-- Tasks and exercises --
• 1. In the album reviews, which song does Chuck Berry perform while doing the splits?
• 2. Based on the album reviews, decide whether each statement is true: (a) Shelly Manne played piano on the I Want to Live session; (b) Jazz on a Summer's Day documents the 1960 Monterey Jazz Festival; (c) the Concert Jazz Band's Newport 1960 recording was released soon after it was made.
• 3. Write the next part of the album reviews, picking up after their final sentence.
##### Selected excerpt #####
Album of the Day 10/29/11
Still getting back on track, our 1000 best albums of all time countdown continues all the way to #1. Saturday’s album was #459:
The Jazz Combo From I Want to Live
Noir jazz doesn’t get any more lurid, or any better, than this smoldering, haunted 1958 session featuring variations on Johnny Mandel’s theme from the docudrama about executed convict Barbara Graham, the last woman to die in the gas chamber at San Quentin, who may well have been innocent. The band, led by Gerry Mulligan and featuring Shelly Manne on piano, Art Farmer on trumpet and Bud Shank on alto sax, is first-rate. The album actually starts with the downright sexy, tiptoeing Black Nightgown before the brooding, doomed main title theme; the suspenseful Night Watch; the jaunty San Francisco nightclub scene where all the accomplices think they’ll get away with murder (they didn’t); the offhandedly wrenching, pleading Barbara’s Theme and a cruelly ironic Life’s a Funny Thing to end it. Here’s a random torrent via Groove Depository. Big shout-out to Nellie McKay for inspiring this pick – and for writing her own musical about this sad chapter in American “justice.”
Album of the Day 10/26/11
As we usually do every day, our 1000 best albums of all time countdown continues all the way to #1. Wednesday’s album is #462:
Jazz on a Summer’s Day
This is a case where you really should get the movie: the visuals of this 1960 documentary of the 1958 Monterey Jazz Festival are fascinating and often hilarious. It’s best known for Anita O’Day, stoned out of her mind, wailing her way through Sweet Georgia Brown and Tea for Two with a great horn player’s imagination and virtuosity. That’s just the juiciest moment; there’s also a young, ducktailed Chuck Berry doing the splits on Sweet Little Sixteen; Dinah Washington making All of Me sound fresh and fun; Gerry Mulligan and his band; and cameos by George Shearing, Thelonious Monk, Big Maybelle, Chico Hamilton, a lot of Louis Armstrong and a real lot of Mahalia Jackson at her peak doing spirituals and a final stirring benediction. Some of you may scoff at how mainstream this is…until you hear what this crew does with a lot of standard fare. The random torrent here is for the movie rather than the stand-alone soundtrack.
Album of the Day 10/24/11
As we usually do every day, our 1000 best albums of all time countdown continues all the way to #1. Monday’s album was #464:
Gerry Mulligan – The Concert Jazz Band at Newport 1960
This one of those recordings that went unreleased for decades, most likely because the sonics aren’t quite up to cd quality. But in the age of the mp3, it’s not as if most people can tell the difference. And the versatile, nonconformist baritone saxophonist/composer’s big band is absolutely smoking, snaking their way up Kai Winding’s Broadway, taking the Theme from I Want to Live deep into noir territory, going Out of This World and then to gypsyland with Manoir de Mes Reves. They go swinging into the blues with the Johnny Hodges homage Carrots for Rabbit, then expansive versions of Sweet and Slow, I’m Gonna Go Fishin’ and go out on a high note with Blueport. There are also a couple of bonus tracks from European shows around the same time. Here’s a random torrent via Moha Offbeat.
##### Listed records #####
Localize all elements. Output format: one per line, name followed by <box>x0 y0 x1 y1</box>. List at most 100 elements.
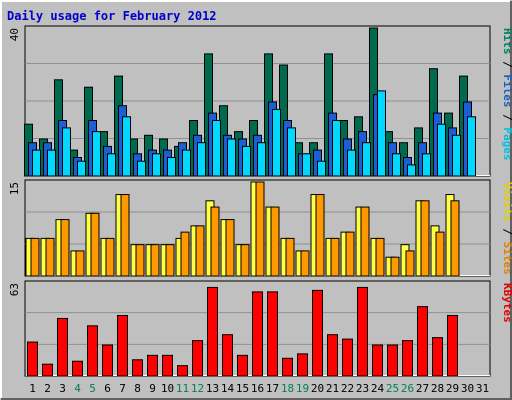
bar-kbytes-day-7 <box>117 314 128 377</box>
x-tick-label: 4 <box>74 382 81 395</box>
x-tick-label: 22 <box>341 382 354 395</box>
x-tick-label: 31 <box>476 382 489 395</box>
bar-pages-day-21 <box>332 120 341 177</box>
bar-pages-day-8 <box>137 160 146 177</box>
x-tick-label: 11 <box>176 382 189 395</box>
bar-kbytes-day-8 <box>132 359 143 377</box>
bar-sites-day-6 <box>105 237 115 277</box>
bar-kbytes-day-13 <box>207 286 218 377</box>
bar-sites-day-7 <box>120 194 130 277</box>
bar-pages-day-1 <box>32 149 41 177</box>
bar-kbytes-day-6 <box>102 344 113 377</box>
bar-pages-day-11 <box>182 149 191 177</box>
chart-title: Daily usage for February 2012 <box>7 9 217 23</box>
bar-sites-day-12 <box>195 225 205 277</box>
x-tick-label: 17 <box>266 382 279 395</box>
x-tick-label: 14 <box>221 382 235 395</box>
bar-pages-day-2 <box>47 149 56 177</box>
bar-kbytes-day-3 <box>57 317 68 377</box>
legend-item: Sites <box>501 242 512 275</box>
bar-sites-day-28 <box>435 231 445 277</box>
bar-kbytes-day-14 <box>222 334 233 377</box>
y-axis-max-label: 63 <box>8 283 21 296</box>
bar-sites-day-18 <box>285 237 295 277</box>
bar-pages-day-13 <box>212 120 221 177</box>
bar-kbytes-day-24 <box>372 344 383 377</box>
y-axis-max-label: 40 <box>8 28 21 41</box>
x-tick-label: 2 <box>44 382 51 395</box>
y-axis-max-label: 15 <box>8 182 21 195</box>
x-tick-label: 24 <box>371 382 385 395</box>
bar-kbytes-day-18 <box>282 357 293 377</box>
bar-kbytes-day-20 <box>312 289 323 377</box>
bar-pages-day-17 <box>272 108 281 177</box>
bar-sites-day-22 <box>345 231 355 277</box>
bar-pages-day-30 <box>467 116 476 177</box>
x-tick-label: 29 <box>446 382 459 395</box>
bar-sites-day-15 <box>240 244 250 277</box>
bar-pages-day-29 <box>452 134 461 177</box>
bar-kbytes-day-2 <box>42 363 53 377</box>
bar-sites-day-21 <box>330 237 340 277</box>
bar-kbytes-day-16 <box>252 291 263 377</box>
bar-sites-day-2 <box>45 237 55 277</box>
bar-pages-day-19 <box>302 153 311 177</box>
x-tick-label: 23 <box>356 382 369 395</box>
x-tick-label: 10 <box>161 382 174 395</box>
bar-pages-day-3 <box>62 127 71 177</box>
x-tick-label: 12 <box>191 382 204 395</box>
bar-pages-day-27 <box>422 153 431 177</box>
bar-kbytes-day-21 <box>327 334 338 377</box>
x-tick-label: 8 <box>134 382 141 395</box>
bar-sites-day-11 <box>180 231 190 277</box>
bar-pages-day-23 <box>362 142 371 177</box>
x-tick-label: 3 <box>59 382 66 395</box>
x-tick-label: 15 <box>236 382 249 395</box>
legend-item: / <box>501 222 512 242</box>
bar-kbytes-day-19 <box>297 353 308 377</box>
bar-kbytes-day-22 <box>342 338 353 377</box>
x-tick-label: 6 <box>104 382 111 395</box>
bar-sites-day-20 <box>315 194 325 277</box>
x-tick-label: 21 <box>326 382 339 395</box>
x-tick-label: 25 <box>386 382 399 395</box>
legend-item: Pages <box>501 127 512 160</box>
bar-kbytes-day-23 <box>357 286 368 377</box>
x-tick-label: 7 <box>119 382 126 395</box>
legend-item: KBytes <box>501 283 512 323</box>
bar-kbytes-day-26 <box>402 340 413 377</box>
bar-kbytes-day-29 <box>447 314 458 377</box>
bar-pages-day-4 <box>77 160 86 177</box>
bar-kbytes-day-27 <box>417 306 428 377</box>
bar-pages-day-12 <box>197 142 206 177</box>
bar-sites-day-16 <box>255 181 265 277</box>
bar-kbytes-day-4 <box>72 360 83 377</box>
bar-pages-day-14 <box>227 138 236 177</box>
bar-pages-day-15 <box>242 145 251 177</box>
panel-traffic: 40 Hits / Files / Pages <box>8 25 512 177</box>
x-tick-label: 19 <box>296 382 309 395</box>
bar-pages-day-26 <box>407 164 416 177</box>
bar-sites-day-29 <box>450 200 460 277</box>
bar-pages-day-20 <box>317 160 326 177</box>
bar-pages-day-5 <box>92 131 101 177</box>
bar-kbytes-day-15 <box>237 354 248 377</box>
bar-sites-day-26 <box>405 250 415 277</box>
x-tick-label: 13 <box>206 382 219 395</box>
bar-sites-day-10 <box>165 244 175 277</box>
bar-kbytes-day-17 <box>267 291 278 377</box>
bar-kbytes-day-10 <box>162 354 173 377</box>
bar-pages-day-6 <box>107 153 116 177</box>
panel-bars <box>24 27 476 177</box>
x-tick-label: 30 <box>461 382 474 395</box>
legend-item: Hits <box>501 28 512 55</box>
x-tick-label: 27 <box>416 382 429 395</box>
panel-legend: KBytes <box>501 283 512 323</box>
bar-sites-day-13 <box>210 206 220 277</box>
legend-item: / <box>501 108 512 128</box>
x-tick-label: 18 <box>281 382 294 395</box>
#####
-- Answers in order --
• 1. Sweet Little Sixteen.

• 2.
(a) Yes: "featuring Shelly Manne on piano."
(b) No: "this 1960 documentary of the 1958 Monterey Jazz Festival."
(c) No: "This one of those recordings that went unreleased for decades."

• 3.
Album of the Day 10/23/11
As we really try to do every day, our 1000 best albums of all time countdown continues all the way to #1. Sunday’s album is #465:
Ella Fitzgerald – Twelve Nights in Hollywood
The “great American songbook” was the elevator music of its era – 99.99% of it is garbage. But when jazz musicians got ahold of it, magic could happen. This 2009 four-cd box set of previously unreleased 1961 and 1962 small club dates is notable for being Ella backed by a small combo – just understated piano, bass and drums – which gives her the advantage of not having to belt over the roar of a big band. So as with Sarah Vaughan (see #611 on this list), this gets the nod over the rest of her exhaustive catalog because she really gets to take it deep into the shadows. To be truthful, there is some schlock among the 77 tracks here, but there are also innumerable wee-hours gems, notably the original jazz and blues songs: Billie Holiday’s Lover Come Back to Me; Ellington’s Caravan and Squeeze Me; Ray Charles’ Hallelujah I Love Him So; Monk’s Round Midnight and Les Paul’s How High the Moon. There are also expansive versions of One for My Baby, The Lady Is a Tramp, Anything Goes, All of Me, Love For Sale (where she leaves no doubt that it’s about a hooker) and the famous moment where she decides to be a rock singer for thirty seconds before jumping back into Cole Porter’s Too Darn Hot. Here’s a random torrent.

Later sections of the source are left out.